== RECORDS SUPPLIED ==

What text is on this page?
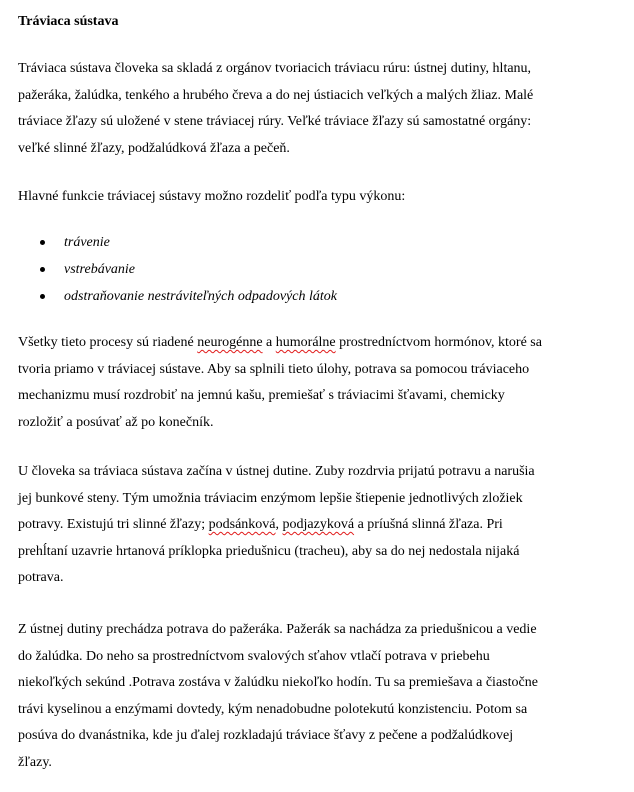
Tráviaca sústava

Tráviaca sústava človeka sa skladá z orgánov tvoriacich tráviacu rúru: ústnej dutiny, hltanu,
pažeráka, žalúdka, tenkého a hrubého čreva a do nej ústiacich veľkých a malých žliaz. Malé
tráviace žľazy sú uložené v stene tráviacej rúry. Veľké tráviace žľazy sú samostatné orgány:
veľké slinné žľazy, podžalúdková žľaza a pečeň.

Hlavné funkcie tráviacej sústavy možno rozdeliť podľa typu výkonu:

trávenie
vstrebávanie
odstraňovanie nestráviteľných odpadových látok

Všetky tieto procesy sú riadené neurogénne a humorálne prostredníctvom hormónov, ktoré sa
tvoria priamo v tráviacej sústave. Aby sa splnili tieto úlohy, potrava sa pomocou tráviaceho
mechanizmu musí rozdrobiť na jemnú kašu, premiešať s tráviacimi šťavami, chemicky
rozložiť a posúvať až po konečník.

U človeka sa tráviaca sústava začína v ústnej dutine. Zuby rozdrvia prijatú potravu a narušia
jej bunkové steny. Tým umožnia tráviacim enzýmom lepšie štiepenie jednotlivých zložiek
potravy. Existujú tri slinné žľazy; podsánková, podjazyková a príušná slinná žľaza. Pri
prehĺtaní uzavrie hrtanová príklopka priedušnicu (tracheu), aby sa do nej nedostala nijaká
potrava.

Z ústnej dutiny prechádza potrava do pažeráka. Pažerák sa nachádza za priedušnicou a vedie
do žalúdka. Do neho sa prostredníctvom svalových sťahov vtlačí potrava v priebehu
niekoľkých sekúnd .Potrava zostáva v žalúdku niekoľko hodín. Tu sa premiešava a čiastočne
trávi kyselinou a enzýmami dovtedy, kým nenadobudne polotekutú konzistenciu. Potom sa
posúva do dvanástnika, kde ju ďalej rozkladajú tráviace šťavy z pečene a podžalúdkovej
žľazy.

===

§ **EXERCISE DIRECTIONS**
Copy the whole listing above word for word but do not carry over the pictures.

§ **PROBLEM SOLUTION**
What text is on this page?
Tráviaca sústava

Tráviaca sústava človeka sa skladá z orgánov tvoriacich tráviacu rúru: ústnej dutiny, hltanu,
pažeráka, žalúdka, tenkého a hrubého čreva a do nej ústiacich veľkých a malých žliaz. Malé
tráviace žľazy sú uložené v stene tráviacej rúry. Veľké tráviace žľazy sú samostatné orgány:
veľké slinné žľazy, podžalúdková žľaza a pečeň.

Hlavné funkcie tráviacej sústavy možno rozdeliť podľa typu výkonu:

trávenie
vstrebávanie
odstraňovanie nestráviteľných odpadových látok

Všetky tieto procesy sú riadené neurogénne a humorálne prostredníctvom hormónov, ktoré sa
tvoria priamo v tráviacej sústave. Aby sa splnili tieto úlohy, potrava sa pomocou tráviaceho
mechanizmu musí rozdrobiť na jemnú kašu, premiešať s tráviacimi šťavami, chemicky
rozložiť a posúvať až po konečník.

U človeka sa tráviaca sústava začína v ústnej dutine. Zuby rozdrvia prijatú potravu a narušia
jej bunkové steny. Tým umožnia tráviacim enzýmom lepšie štiepenie jednotlivých zložiek
potravy. Existujú tri slinné žľazy; podsánková, podjazyková a príušná slinná žľaza. Pri
prehĺtaní uzavrie hrtanová príklopka priedušnicu (tracheu), aby sa do nej nedostala nijaká
potrava.

Z ústnej dutiny prechádza potrava do pažeráka. Pažerák sa nachádza za priedušnicou a vedie
do žalúdka. Do neho sa prostredníctvom svalových sťahov vtlačí potrava v priebehu
niekoľkých sekúnd .Potrava zostáva v žalúdku niekoľko hodín. Tu sa premiešava a čiastočne
trávi kyselinou a enzýmami dovtedy, kým nenadobudne polotekutú konzistenciu. Potom sa
posúva do dvanástnika, kde ju ďalej rozkladajú tráviace šťavy z pečene a podžalúdkovej
žľazy.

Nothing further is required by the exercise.